Source data:
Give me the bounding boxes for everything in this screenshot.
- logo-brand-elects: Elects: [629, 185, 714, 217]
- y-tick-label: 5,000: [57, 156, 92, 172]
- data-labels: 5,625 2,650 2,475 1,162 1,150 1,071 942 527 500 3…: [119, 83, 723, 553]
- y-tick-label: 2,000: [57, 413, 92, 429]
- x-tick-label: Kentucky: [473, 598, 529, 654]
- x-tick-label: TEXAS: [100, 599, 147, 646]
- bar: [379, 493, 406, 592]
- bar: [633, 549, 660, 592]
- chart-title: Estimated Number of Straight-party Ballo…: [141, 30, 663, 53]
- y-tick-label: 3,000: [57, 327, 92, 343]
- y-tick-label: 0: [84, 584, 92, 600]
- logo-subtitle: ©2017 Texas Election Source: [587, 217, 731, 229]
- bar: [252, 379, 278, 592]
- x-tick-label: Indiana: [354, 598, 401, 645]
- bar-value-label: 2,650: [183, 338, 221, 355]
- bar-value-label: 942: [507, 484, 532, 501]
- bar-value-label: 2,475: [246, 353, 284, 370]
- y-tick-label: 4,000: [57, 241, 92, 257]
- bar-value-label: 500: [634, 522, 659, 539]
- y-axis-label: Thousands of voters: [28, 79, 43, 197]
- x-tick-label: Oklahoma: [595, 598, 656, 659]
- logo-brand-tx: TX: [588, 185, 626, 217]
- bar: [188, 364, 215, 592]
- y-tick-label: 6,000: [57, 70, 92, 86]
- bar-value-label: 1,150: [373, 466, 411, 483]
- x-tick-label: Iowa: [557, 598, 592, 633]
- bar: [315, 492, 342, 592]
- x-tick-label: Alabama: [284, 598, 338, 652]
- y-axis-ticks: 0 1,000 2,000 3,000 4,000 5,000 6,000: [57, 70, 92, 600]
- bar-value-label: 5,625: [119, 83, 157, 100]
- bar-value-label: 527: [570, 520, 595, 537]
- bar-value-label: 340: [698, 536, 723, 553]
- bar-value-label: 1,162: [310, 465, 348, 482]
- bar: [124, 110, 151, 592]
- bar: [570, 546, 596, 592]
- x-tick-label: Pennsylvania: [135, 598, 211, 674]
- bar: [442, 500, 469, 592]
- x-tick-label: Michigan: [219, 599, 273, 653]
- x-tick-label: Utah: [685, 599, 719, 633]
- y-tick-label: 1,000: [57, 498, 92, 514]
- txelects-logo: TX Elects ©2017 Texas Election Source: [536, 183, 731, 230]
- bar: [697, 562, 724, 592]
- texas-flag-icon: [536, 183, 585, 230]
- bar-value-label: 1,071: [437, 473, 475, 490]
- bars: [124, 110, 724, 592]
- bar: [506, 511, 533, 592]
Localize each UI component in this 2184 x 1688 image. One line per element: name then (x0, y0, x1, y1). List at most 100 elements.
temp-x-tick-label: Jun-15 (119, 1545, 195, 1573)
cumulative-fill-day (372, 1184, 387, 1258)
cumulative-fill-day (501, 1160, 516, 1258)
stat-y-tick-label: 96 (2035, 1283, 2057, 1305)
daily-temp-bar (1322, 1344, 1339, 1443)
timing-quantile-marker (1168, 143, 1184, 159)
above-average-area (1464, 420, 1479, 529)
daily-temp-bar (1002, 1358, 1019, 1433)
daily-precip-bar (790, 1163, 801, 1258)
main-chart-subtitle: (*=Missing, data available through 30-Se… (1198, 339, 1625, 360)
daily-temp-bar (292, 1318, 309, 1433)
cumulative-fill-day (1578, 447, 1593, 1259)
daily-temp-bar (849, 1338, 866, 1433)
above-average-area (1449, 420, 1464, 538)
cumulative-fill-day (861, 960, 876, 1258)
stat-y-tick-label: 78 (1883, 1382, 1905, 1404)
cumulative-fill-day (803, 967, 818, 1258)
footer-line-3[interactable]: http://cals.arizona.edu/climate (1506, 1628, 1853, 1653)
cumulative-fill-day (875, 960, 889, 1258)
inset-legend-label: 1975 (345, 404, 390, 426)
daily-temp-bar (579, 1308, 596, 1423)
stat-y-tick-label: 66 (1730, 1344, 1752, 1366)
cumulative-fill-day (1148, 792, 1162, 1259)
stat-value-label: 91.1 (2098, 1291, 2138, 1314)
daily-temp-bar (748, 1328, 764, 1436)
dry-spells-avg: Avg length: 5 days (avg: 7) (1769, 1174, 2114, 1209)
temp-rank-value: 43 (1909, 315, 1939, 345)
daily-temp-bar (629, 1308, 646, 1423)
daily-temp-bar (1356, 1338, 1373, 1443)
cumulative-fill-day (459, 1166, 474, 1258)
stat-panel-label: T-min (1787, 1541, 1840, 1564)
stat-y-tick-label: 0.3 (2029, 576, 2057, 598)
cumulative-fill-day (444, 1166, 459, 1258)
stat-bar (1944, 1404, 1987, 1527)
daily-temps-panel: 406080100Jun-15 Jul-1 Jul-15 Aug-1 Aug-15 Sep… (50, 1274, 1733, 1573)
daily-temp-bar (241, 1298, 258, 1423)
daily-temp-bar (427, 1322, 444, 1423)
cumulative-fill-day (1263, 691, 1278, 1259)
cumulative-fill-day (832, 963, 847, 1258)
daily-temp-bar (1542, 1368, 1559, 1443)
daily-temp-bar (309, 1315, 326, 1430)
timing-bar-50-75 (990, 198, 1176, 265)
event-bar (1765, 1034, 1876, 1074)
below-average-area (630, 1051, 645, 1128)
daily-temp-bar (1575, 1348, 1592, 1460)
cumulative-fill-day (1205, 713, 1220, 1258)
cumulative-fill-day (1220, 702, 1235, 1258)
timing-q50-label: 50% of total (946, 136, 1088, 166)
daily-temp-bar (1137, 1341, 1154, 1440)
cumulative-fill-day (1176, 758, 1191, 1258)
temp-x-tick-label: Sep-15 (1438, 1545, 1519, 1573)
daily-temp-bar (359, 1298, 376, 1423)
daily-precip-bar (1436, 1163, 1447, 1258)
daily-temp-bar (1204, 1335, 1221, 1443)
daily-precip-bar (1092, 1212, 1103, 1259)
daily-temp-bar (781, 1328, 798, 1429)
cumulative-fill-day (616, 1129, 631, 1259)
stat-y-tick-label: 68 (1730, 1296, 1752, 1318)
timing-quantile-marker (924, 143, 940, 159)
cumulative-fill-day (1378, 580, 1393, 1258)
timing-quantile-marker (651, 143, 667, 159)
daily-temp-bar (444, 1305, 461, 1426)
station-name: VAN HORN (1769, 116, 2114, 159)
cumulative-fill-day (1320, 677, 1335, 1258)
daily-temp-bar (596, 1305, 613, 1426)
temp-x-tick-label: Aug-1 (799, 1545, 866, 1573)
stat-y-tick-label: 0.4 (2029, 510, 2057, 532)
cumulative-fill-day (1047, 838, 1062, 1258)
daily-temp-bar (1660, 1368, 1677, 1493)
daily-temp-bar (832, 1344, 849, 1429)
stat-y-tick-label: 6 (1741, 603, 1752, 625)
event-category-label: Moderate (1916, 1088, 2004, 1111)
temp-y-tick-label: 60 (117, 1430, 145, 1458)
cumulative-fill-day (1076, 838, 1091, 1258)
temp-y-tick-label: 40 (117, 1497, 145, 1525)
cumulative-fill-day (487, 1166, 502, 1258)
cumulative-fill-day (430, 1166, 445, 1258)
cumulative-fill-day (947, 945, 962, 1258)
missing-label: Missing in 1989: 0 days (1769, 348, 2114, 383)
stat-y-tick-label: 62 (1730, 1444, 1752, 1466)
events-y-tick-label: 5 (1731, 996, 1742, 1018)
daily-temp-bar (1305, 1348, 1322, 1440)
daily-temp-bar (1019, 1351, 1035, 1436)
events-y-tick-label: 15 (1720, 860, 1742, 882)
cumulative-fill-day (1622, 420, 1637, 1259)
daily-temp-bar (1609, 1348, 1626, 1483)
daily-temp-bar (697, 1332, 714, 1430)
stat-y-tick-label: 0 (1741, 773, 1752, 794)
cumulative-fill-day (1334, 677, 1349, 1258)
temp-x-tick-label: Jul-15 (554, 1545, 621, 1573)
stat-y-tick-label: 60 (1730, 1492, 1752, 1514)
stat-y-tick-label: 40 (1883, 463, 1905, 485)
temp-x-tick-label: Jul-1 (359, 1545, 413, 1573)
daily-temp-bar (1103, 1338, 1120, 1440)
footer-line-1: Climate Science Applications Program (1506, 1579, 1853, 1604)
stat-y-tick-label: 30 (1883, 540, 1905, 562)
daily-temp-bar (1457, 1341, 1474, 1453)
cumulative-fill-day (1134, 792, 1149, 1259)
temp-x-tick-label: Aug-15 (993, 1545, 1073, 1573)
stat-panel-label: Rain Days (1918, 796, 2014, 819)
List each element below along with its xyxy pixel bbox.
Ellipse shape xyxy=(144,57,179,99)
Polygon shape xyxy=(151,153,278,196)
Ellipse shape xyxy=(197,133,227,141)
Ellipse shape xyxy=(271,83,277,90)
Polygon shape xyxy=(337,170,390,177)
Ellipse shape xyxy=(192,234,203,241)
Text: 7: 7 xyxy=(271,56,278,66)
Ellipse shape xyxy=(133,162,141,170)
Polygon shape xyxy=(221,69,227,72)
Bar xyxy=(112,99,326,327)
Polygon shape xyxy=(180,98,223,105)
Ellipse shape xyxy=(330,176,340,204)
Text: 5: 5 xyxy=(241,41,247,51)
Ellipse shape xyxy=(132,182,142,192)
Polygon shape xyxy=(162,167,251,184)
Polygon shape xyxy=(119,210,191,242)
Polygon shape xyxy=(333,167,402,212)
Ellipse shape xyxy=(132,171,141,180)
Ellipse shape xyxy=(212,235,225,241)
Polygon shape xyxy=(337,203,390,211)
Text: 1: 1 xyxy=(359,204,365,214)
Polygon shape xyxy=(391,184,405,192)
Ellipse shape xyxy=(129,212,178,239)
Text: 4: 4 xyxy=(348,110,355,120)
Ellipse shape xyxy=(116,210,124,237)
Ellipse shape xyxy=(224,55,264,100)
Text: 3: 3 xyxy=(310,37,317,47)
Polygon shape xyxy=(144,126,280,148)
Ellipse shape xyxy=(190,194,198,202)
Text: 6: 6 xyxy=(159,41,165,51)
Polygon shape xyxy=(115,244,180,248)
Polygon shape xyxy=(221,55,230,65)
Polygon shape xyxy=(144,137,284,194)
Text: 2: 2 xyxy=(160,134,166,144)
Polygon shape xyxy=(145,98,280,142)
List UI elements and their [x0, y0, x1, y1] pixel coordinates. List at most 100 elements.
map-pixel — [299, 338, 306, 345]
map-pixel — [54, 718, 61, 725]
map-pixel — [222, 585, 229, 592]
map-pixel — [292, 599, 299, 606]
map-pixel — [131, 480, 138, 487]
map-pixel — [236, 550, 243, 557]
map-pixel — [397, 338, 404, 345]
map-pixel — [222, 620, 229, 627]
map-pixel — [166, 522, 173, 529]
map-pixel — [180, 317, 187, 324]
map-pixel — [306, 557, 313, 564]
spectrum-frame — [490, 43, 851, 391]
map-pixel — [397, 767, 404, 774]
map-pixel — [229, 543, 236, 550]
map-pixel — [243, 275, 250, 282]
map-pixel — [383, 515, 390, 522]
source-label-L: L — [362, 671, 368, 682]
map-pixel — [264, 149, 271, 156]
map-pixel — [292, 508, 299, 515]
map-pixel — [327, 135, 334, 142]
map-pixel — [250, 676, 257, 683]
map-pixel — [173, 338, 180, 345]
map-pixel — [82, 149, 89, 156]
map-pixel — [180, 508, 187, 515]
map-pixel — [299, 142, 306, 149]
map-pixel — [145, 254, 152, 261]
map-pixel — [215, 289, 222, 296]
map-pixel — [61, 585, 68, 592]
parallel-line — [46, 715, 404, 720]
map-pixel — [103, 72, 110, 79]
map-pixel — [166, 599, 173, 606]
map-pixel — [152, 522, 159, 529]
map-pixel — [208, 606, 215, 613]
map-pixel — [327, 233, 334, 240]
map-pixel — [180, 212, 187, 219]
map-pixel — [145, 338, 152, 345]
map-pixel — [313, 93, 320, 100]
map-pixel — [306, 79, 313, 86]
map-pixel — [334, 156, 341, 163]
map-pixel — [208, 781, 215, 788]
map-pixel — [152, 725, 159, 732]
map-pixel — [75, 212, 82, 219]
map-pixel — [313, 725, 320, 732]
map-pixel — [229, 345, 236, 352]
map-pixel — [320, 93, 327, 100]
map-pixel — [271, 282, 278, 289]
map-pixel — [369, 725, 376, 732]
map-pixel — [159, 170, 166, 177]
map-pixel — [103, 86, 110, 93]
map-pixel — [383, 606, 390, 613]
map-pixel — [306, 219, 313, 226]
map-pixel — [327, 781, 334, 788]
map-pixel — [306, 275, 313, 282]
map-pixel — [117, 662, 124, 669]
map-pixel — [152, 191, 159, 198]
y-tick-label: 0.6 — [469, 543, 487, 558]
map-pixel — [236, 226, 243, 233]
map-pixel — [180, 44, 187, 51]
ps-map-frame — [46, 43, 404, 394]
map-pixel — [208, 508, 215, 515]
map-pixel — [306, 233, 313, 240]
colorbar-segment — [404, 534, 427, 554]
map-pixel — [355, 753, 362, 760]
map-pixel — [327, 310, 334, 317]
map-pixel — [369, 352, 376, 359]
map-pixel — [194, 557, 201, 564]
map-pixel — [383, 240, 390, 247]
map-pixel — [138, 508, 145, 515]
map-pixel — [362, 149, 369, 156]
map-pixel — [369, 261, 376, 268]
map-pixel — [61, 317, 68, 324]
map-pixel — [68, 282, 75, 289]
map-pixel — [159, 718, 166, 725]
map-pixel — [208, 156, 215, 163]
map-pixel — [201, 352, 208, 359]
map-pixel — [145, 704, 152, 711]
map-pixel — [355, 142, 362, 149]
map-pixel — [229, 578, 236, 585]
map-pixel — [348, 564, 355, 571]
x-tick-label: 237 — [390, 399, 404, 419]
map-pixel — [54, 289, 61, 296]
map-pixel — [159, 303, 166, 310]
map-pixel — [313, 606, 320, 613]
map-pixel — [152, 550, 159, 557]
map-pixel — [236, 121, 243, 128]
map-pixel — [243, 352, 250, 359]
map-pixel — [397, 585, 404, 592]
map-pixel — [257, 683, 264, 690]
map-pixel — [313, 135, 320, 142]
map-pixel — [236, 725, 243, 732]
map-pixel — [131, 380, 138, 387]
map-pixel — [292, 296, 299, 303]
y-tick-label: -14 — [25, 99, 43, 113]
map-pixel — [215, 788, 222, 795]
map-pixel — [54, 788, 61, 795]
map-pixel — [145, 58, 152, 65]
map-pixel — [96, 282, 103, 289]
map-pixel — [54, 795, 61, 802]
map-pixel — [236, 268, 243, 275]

» **Written request**
Copy the records word for word, beginning at the very first line and ending with the line that contains "- x-tick-label: Indiana: [354, 598, 401, 645]".

» **Exercise answer**
Give me the bounding boxes for everything in this screenshot.
- logo-brand-elects: Elects: [629, 185, 714, 217]
- y-tick-label: 5,000: [57, 156, 92, 172]
- data-labels: 5,625 2,650 2,475 1,162 1,150 1,071 942 527 500 3…: [119, 83, 723, 553]
- y-tick-label: 2,000: [57, 413, 92, 429]
- x-tick-label: Kentucky: [473, 598, 529, 654]
- x-tick-label: TEXAS: [100, 599, 147, 646]
- bar: [379, 493, 406, 592]
- bar: [633, 549, 660, 592]
- chart-title: Estimated Number of Straight-party Ballo…: [141, 30, 663, 53]
- y-tick-label: 3,000: [57, 327, 92, 343]
- y-tick-label: 0: [84, 584, 92, 600]
- logo-subtitle: ©2017 Texas Election Source: [587, 217, 731, 229]
- bar: [252, 379, 278, 592]
- x-tick-label: Indiana: [354, 598, 401, 645]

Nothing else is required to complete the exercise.